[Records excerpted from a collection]
══════

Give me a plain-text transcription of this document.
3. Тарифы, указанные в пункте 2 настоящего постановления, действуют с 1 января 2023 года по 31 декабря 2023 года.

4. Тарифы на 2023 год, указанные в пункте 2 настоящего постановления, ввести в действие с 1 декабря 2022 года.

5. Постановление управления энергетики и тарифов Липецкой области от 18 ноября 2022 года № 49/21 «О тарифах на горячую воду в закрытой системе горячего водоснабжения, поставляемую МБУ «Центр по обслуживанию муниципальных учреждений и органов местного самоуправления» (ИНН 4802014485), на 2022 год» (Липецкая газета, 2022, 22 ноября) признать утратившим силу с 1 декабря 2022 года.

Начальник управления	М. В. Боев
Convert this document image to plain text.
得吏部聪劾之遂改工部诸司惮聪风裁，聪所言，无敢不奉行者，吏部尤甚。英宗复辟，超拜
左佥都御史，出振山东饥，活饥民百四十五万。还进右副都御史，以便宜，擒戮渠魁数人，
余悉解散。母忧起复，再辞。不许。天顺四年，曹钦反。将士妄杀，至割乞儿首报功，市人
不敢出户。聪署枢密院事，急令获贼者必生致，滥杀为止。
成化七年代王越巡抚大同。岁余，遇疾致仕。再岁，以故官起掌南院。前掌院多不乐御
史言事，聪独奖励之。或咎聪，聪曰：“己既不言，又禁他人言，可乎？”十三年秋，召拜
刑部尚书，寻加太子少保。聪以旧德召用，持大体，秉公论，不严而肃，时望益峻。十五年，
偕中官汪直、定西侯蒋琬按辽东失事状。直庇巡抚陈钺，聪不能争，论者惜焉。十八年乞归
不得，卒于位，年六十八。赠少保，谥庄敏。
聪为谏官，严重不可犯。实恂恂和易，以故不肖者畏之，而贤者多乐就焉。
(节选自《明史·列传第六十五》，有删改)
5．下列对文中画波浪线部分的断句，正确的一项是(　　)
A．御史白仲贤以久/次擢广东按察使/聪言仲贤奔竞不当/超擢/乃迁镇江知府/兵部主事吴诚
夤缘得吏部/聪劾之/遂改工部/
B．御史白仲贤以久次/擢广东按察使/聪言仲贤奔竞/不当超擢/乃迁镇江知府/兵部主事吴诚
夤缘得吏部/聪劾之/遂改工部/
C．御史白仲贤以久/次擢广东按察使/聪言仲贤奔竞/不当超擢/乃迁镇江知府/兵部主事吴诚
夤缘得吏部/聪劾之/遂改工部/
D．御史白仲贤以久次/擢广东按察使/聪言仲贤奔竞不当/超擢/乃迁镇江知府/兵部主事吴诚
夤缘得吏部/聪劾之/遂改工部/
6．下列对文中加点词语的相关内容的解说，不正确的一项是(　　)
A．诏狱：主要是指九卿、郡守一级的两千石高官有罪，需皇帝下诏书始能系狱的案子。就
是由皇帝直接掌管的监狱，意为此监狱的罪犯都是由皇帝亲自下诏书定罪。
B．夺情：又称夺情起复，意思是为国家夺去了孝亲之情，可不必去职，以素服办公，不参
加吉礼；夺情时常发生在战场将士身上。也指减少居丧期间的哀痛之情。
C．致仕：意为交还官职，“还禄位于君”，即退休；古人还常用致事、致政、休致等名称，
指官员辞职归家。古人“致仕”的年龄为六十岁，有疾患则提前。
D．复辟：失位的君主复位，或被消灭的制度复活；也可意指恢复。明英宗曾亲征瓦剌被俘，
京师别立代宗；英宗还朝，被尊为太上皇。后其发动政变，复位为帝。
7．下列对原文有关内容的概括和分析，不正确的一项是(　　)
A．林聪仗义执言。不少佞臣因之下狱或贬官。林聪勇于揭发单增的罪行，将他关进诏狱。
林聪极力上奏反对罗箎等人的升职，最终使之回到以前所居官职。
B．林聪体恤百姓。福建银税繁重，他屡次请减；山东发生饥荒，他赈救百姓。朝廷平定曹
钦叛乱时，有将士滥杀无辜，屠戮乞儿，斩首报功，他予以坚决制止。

══════

PROBLEM TO SOLVE. Determine how many lines in the records contain "不当超擢", and reply with the number only.

REPLY TO THE TASK. 2